• Your goal
Tell how many lines carry the word "forge"; the reply is the number and nothing else.
─── Entries provided ───
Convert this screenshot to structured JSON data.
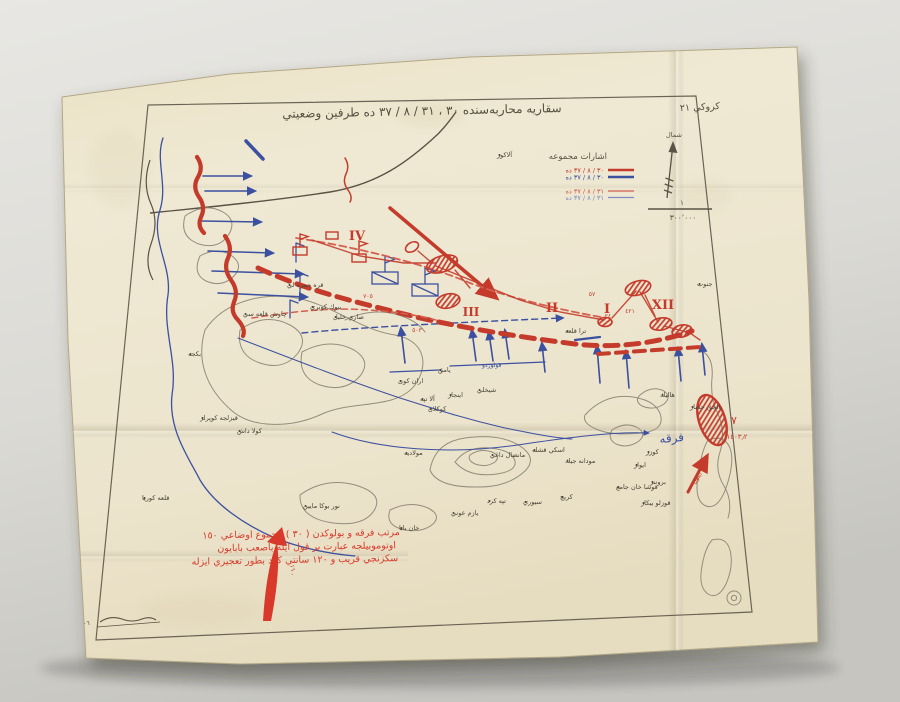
{
  "photo": {
    "surface_color": "#dddcd7",
    "paper_color": "#ece4cb",
    "shadow_color": "#3b372c"
  },
  "map": {
    "sheet_label": "كروكي ٢١",
    "title": "سقاريه محاربه‌سنده ٣٠ ، ٣١ / ٨ / ٣٧ ده طرفين وضعيتي",
    "compass_label": "شمال",
    "scale": {
      "numerator": "١",
      "denominator": "٣٠٠٬٠٠٠"
    },
    "legend": {
      "title": "اشارات مجموعه",
      "entries": [
        {
          "label": "٣٠ / ٨ / ٣٧ ده",
          "style": "solid-thick",
          "color": "#c43b2c"
        },
        {
          "label": "٣٠ / ٨ / ٣٧ ده",
          "style": "solid-thick",
          "color": "#3c50a0"
        },
        {
          "label": "٣١ / ٨ / ٣٧ ده",
          "style": "solid-thin",
          "color": "#d4604f"
        },
        {
          "label": "٣١ / ٨ / ٣٧ ده",
          "style": "solid-thin",
          "color": "#7c8cc4"
        }
      ]
    },
    "roman_numerals": [
      {
        "text": "IV",
        "x": 357,
        "y": 240,
        "s": 13
      },
      {
        "text": "III",
        "x": 471,
        "y": 316,
        "s": 12
      },
      {
        "text": "II",
        "x": 552,
        "y": 312,
        "s": 13
      },
      {
        "text": "I",
        "x": 607,
        "y": 313,
        "s": 13
      },
      {
        "text": "XII",
        "x": 663,
        "y": 309,
        "s": 13
      }
    ],
    "red_numbers": [
      {
        "text": "٧٠٥",
        "x": 368,
        "y": 298,
        "s": 6,
        "r": 0
      },
      {
        "text": "٥٠٣",
        "x": 417,
        "y": 332,
        "s": 6,
        "r": 0
      },
      {
        "text": "٥٧",
        "x": 592,
        "y": 296,
        "s": 6,
        "r": 0
      },
      {
        "text": "٢٤",
        "x": 608,
        "y": 318,
        "s": 6,
        "r": 0
      },
      {
        "text": "٤٢١",
        "x": 630,
        "y": 313,
        "s": 6,
        "r": 0
      },
      {
        "text": "٧",
        "x": 734,
        "y": 424,
        "s": 11,
        "r": 0
      },
      {
        "text": "١٤٠٣٫٢",
        "x": 737,
        "y": 439,
        "s": 7,
        "r": 0
      },
      {
        "text": "٤ ايلول",
        "x": 700,
        "y": 477,
        "s": 6,
        "r": -55
      }
    ],
    "places": [
      {
        "name": "آلاكوز",
        "x": 497,
        "y": 157
      },
      {
        "name": "جنوب",
        "x": 697,
        "y": 286
      },
      {
        "name": "قره حمزه لي",
        "x": 287,
        "y": 287
      },
      {
        "name": "بيوك كوپري",
        "x": 310,
        "y": 309
      },
      {
        "name": "صاري خليل",
        "x": 333,
        "y": 319
      },
      {
        "name": "چاوش قلعه سي",
        "x": 243,
        "y": 316
      },
      {
        "name": "بكجه",
        "x": 188,
        "y": 356
      },
      {
        "name": "قيزلجه كوپرلر",
        "x": 200,
        "y": 420
      },
      {
        "name": "كولا داش",
        "x": 237,
        "y": 433
      },
      {
        "name": "قلعه كوريا",
        "x": 142,
        "y": 500
      },
      {
        "name": "اران كوى",
        "x": 398,
        "y": 383
      },
      {
        "name": "يامق",
        "x": 438,
        "y": 372
      },
      {
        "name": "شيخلي",
        "x": 477,
        "y": 392
      },
      {
        "name": "اينجاز",
        "x": 448,
        "y": 397
      },
      {
        "name": "آلا تپه",
        "x": 420,
        "y": 401
      },
      {
        "name": "كوكلان",
        "x": 428,
        "y": 411
      },
      {
        "name": "مولاديه",
        "x": 404,
        "y": 455
      },
      {
        "name": "مانضال داغي",
        "x": 490,
        "y": 457
      },
      {
        "name": "اسكي قشله",
        "x": 532,
        "y": 452
      },
      {
        "name": "مودانه جيك",
        "x": 565,
        "y": 463
      },
      {
        "name": "قوشا خان جامع",
        "x": 616,
        "y": 489
      },
      {
        "name": "كريچ",
        "x": 560,
        "y": 499
      },
      {
        "name": "سيوري",
        "x": 523,
        "y": 504
      },
      {
        "name": "تپه كرد",
        "x": 487,
        "y": 503
      },
      {
        "name": "يازم عوني",
        "x": 451,
        "y": 515
      },
      {
        "name": "خان بابا",
        "x": 399,
        "y": 530
      },
      {
        "name": "نور بوكا مايين",
        "x": 303,
        "y": 508
      },
      {
        "name": "هاليك",
        "x": 660,
        "y": 397
      },
      {
        "name": "بالجق حصار",
        "x": 690,
        "y": 409
      },
      {
        "name": "كوزر",
        "x": 646,
        "y": 454
      },
      {
        "name": "ايواز",
        "x": 634,
        "y": 467
      },
      {
        "name": "بروننر",
        "x": 650,
        "y": 484
      },
      {
        "name": "قوزلو بيكار",
        "x": 641,
        "y": 505
      },
      {
        "name": "ترا قلعه",
        "x": 565,
        "y": 333
      }
    ],
    "note_lines": [
      "مرتب فرقه و بولوكدن ( ٣٠ ) مجموع اوضاعي ١٥٠",
      "اوتوموبيلجه عبارت بر قول ايله باصعب بابايون",
      "سكزنجي قريب و ١٢٠ سانتي كرد بطور تعجيري ايزله"
    ],
    "division_label": "فرقه",
    "corps_label": "قولوردو",
    "signature": "٧٠٦",
    "colors": {
      "red": "#c43b2c",
      "red_light": "#d4604f",
      "blue": "#3c50a0",
      "blue_light": "#7c8cc4",
      "ink": "#5a5244",
      "contour": "#938d7d",
      "note_red": "#d8392b"
    }
  }
}
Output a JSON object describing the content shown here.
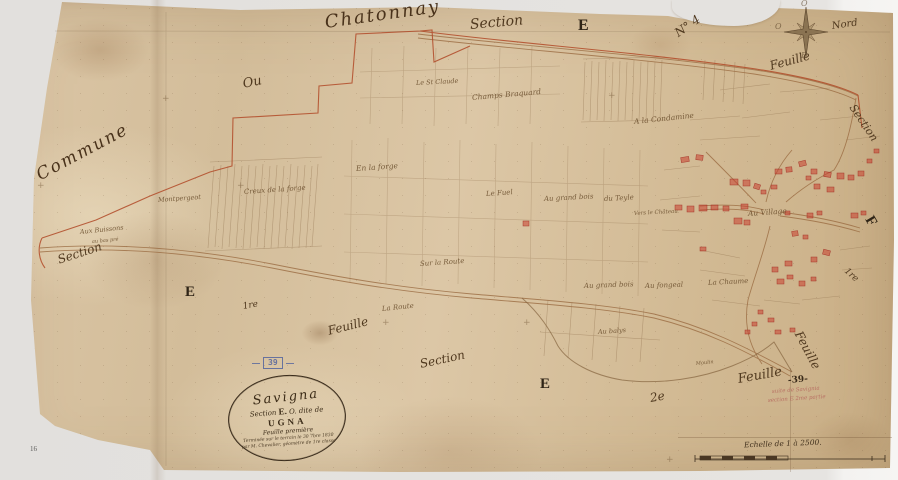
{
  "map": {
    "colors": {
      "paper": "#d6bf9d",
      "ink": "#4a3723",
      "boundary_red": "#b14a28",
      "building_red": "#c0392b",
      "stamp_blue": "#54659e",
      "pencil_red": "#b4645c",
      "background": "#e6e4e1"
    },
    "cartouche": {
      "line1": "Savigna",
      "line2_pre": "Section",
      "line2_letter": "E.",
      "line2_post": "O. dite de",
      "line3": "UGNA",
      "line4": "Feuille première",
      "line5": "Terminée sur le terrain le 30 7bre 1830",
      "line6": "par M. Chevalier, géomètre de 1re classe"
    },
    "stamp": {
      "number": "39"
    },
    "scale": {
      "text": "Echelle de 1 à 2500."
    },
    "labels": [
      {
        "name": "label-chatonnay",
        "text": "Chatonnay",
        "x": 325,
        "y": 14,
        "size": 18,
        "rot": -8,
        "cls": "xl"
      },
      {
        "name": "label-section-top",
        "text": "Section",
        "x": 470,
        "y": 18,
        "size": 14,
        "rot": -5
      },
      {
        "name": "label-e-top",
        "text": "E",
        "x": 578,
        "y": 18,
        "size": 16,
        "rot": 0,
        "cls": "bold"
      },
      {
        "name": "label-no4",
        "text": "N° 4",
        "x": 676,
        "y": 28,
        "size": 12,
        "rot": -35
      },
      {
        "name": "compass-north-label",
        "text": "Nord",
        "x": 832,
        "y": 22,
        "size": 10,
        "rot": -8
      },
      {
        "name": "compass-letter-west",
        "text": "O",
        "x": 775,
        "y": 23,
        "size": 8,
        "rot": 0,
        "cls": "faint"
      },
      {
        "name": "compass-letter-top",
        "text": "O",
        "x": 801,
        "y": 0,
        "size": 8,
        "rot": 0,
        "cls": "faint"
      },
      {
        "name": "compass-letter-bottom",
        "text": "E",
        "x": 801,
        "y": 52,
        "size": 8,
        "rot": 0,
        "cls": "faint"
      },
      {
        "name": "label-feuille-compass",
        "text": "Feuille",
        "x": 770,
        "y": 60,
        "size": 12,
        "rot": -15
      },
      {
        "name": "label-section-right",
        "text": "Section",
        "x": 852,
        "y": 100,
        "size": 11,
        "rot": 56
      },
      {
        "name": "label-f-right",
        "text": "F",
        "x": 868,
        "y": 210,
        "size": 15,
        "rot": 60,
        "cls": "bold"
      },
      {
        "name": "label-1re-right",
        "text": "1re",
        "x": 845,
        "y": 266,
        "size": 9,
        "rot": 42
      },
      {
        "name": "label-commune",
        "text": "Commune",
        "x": 38,
        "y": 168,
        "size": 17,
        "rot": -28,
        "cls": "xl"
      },
      {
        "name": "label-section-left",
        "text": "Section",
        "x": 58,
        "y": 254,
        "size": 12,
        "rot": -18
      },
      {
        "name": "label-ou",
        "text": "Ou",
        "x": 243,
        "y": 78,
        "size": 13,
        "rot": -12
      },
      {
        "name": "label-e-left",
        "text": "E",
        "x": 185,
        "y": 285,
        "size": 15,
        "rot": 0,
        "cls": "bold"
      },
      {
        "name": "label-1re-left",
        "text": "1re",
        "x": 243,
        "y": 303,
        "size": 9,
        "rot": -10
      },
      {
        "name": "label-feuille-bottom-left",
        "text": "Feuille",
        "x": 328,
        "y": 325,
        "size": 12,
        "rot": -14
      },
      {
        "name": "label-section-bottom",
        "text": "Section",
        "x": 420,
        "y": 358,
        "size": 12,
        "rot": -12
      },
      {
        "name": "label-e-bottom",
        "text": "E",
        "x": 540,
        "y": 377,
        "size": 15,
        "rot": 0,
        "cls": "bold"
      },
      {
        "name": "label-2e",
        "text": "2e",
        "x": 650,
        "y": 392,
        "size": 12,
        "rot": -10
      },
      {
        "name": "label-feuille-right-diag",
        "text": "Feuille",
        "x": 798,
        "y": 326,
        "size": 12,
        "rot": 62
      },
      {
        "name": "label-feuille-39",
        "text": "Feuille",
        "x": 738,
        "y": 373,
        "size": 13,
        "rot": -10
      },
      {
        "name": "label-39-ink",
        "text": "-39-",
        "x": 788,
        "y": 377,
        "size": 9,
        "rot": -5,
        "cls": "bold-sm"
      },
      {
        "name": "label-pencil-note-1",
        "text": "suite de Savignia",
        "x": 772,
        "y": 390,
        "size": 5.5,
        "rot": -4,
        "cls": "pencil"
      },
      {
        "name": "label-pencil-note-2",
        "text": "section E 2me partie",
        "x": 768,
        "y": 399,
        "size": 5.5,
        "rot": -4,
        "cls": "pencil"
      },
      {
        "name": "label-montpergeot",
        "text": "Montpergeot",
        "x": 158,
        "y": 197,
        "size": 6.5,
        "rot": -4,
        "cls": "sm"
      },
      {
        "name": "label-aux-buissons",
        "text": "Aux Buissons",
        "x": 80,
        "y": 229,
        "size": 6.5,
        "rot": -6,
        "cls": "sm"
      },
      {
        "name": "label-au-bas-pre",
        "text": "au bas pré",
        "x": 92,
        "y": 240,
        "size": 5,
        "rot": -5,
        "cls": "sm"
      },
      {
        "name": "label-creux-de-la-forge",
        "text": "Creux de la forge",
        "x": 244,
        "y": 189,
        "size": 7,
        "rot": -4,
        "cls": "sm"
      },
      {
        "name": "label-en-la-forge",
        "text": "En la forge",
        "x": 356,
        "y": 165,
        "size": 7.5,
        "rot": -4,
        "cls": "sm"
      },
      {
        "name": "label-st-claude",
        "text": "Le St Claude",
        "x": 416,
        "y": 80,
        "size": 6.5,
        "rot": -3,
        "cls": "sm"
      },
      {
        "name": "label-champs-braquard",
        "text": "Champs Braquard",
        "x": 472,
        "y": 94,
        "size": 7.5,
        "rot": -5,
        "cls": "sm"
      },
      {
        "name": "label-condamine",
        "text": "A la Condamine",
        "x": 634,
        "y": 118,
        "size": 7.5,
        "rot": -6,
        "cls": "sm"
      },
      {
        "name": "label-le-fuel",
        "text": "Le Fuel",
        "x": 486,
        "y": 191,
        "size": 7,
        "rot": -4,
        "cls": "sm"
      },
      {
        "name": "label-grand-bois-1",
        "text": "Au grand bois",
        "x": 544,
        "y": 196,
        "size": 7,
        "rot": -3,
        "cls": "sm"
      },
      {
        "name": "label-du-teyle",
        "text": "du Teyle",
        "x": 604,
        "y": 196,
        "size": 7,
        "rot": -3,
        "cls": "sm"
      },
      {
        "name": "label-vers-chateau",
        "text": "Vers le Château",
        "x": 634,
        "y": 212,
        "size": 5.5,
        "rot": -3,
        "cls": "sm"
      },
      {
        "name": "label-sur-la-route",
        "text": "Sur la Route",
        "x": 420,
        "y": 261,
        "size": 7,
        "rot": -4,
        "cls": "sm"
      },
      {
        "name": "label-la-route",
        "text": "La Route",
        "x": 382,
        "y": 306,
        "size": 7,
        "rot": -6,
        "cls": "sm"
      },
      {
        "name": "label-grand-bois-2",
        "text": "Au grand bois",
        "x": 584,
        "y": 283,
        "size": 7,
        "rot": -2,
        "cls": "sm"
      },
      {
        "name": "label-au-fongeal",
        "text": "Au fongeal",
        "x": 645,
        "y": 283,
        "size": 7,
        "rot": -2,
        "cls": "sm"
      },
      {
        "name": "label-la-chaume",
        "text": "La Chaume",
        "x": 708,
        "y": 280,
        "size": 7,
        "rot": -3,
        "cls": "sm"
      },
      {
        "name": "label-au-balys",
        "text": "Au balys",
        "x": 598,
        "y": 329,
        "size": 6.5,
        "rot": -4,
        "cls": "sm"
      },
      {
        "name": "label-moulin",
        "text": "Moulin",
        "x": 696,
        "y": 362,
        "size": 5,
        "rot": -6,
        "cls": "sm"
      },
      {
        "name": "label-au-village",
        "text": "Au Village",
        "x": 748,
        "y": 210,
        "size": 7.5,
        "rot": -4,
        "cls": "sm"
      },
      {
        "name": "label-page-16",
        "text": "16",
        "x": 30,
        "y": 446,
        "size": 7,
        "rot": 0,
        "cls": "page-num"
      }
    ],
    "crosses": [
      {
        "x": 37,
        "y": 182
      },
      {
        "x": 237,
        "y": 182
      },
      {
        "x": 382,
        "y": 319
      },
      {
        "x": 523,
        "y": 319
      },
      {
        "x": 608,
        "y": 92
      },
      {
        "x": 162,
        "y": 95
      },
      {
        "x": 666,
        "y": 456
      }
    ],
    "buildings": [
      [
        681,
        157,
        8,
        5,
        -8
      ],
      [
        696,
        155,
        7,
        5,
        6
      ],
      [
        730,
        179,
        8,
        6,
        0
      ],
      [
        743,
        180,
        7,
        6,
        0
      ],
      [
        754,
        184,
        6,
        5,
        18
      ],
      [
        775,
        169,
        7,
        5,
        0
      ],
      [
        786,
        167,
        6,
        5,
        -5
      ],
      [
        799,
        161,
        7,
        5,
        -14
      ],
      [
        811,
        169,
        6,
        5,
        0
      ],
      [
        806,
        176,
        5,
        4,
        0
      ],
      [
        824,
        172,
        7,
        5,
        8
      ],
      [
        837,
        173,
        7,
        6,
        0
      ],
      [
        848,
        175,
        6,
        5,
        0
      ],
      [
        858,
        171,
        6,
        5,
        0
      ],
      [
        814,
        184,
        6,
        5,
        0
      ],
      [
        827,
        187,
        7,
        5,
        0
      ],
      [
        771,
        185,
        6,
        4,
        0
      ],
      [
        761,
        190,
        5,
        4,
        0
      ],
      [
        741,
        204,
        7,
        5,
        0
      ],
      [
        699,
        205,
        8,
        6,
        0
      ],
      [
        711,
        205,
        7,
        5,
        0
      ],
      [
        723,
        206,
        6,
        5,
        0
      ],
      [
        687,
        206,
        7,
        6,
        0
      ],
      [
        675,
        205,
        7,
        5,
        0
      ],
      [
        734,
        218,
        8,
        6,
        0
      ],
      [
        744,
        220,
        6,
        5,
        0
      ],
      [
        785,
        211,
        5,
        4,
        0
      ],
      [
        807,
        213,
        6,
        5,
        0
      ],
      [
        817,
        211,
        5,
        4,
        0
      ],
      [
        851,
        213,
        7,
        5,
        0
      ],
      [
        861,
        211,
        5,
        4,
        0
      ],
      [
        792,
        231,
        6,
        5,
        -8
      ],
      [
        803,
        235,
        5,
        4,
        0
      ],
      [
        823,
        250,
        7,
        5,
        14
      ],
      [
        811,
        257,
        6,
        5,
        0
      ],
      [
        785,
        261,
        7,
        5,
        0
      ],
      [
        772,
        267,
        6,
        5,
        0
      ],
      [
        787,
        275,
        6,
        4,
        0
      ],
      [
        777,
        279,
        7,
        5,
        0
      ],
      [
        799,
        281,
        6,
        5,
        0
      ],
      [
        811,
        277,
        5,
        4,
        0
      ],
      [
        867,
        159,
        5,
        4,
        0
      ],
      [
        874,
        149,
        5,
        4,
        0
      ],
      [
        523,
        221,
        6,
        5,
        0
      ],
      [
        700,
        247,
        6,
        4,
        0
      ],
      [
        758,
        310,
        5,
        4,
        0
      ],
      [
        768,
        318,
        6,
        4,
        0
      ],
      [
        752,
        322,
        5,
        4,
        0
      ],
      [
        745,
        330,
        5,
        4,
        0
      ],
      [
        775,
        330,
        6,
        4,
        0
      ],
      [
        790,
        328,
        5,
        4,
        0
      ]
    ]
  }
}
───
• Full answer
4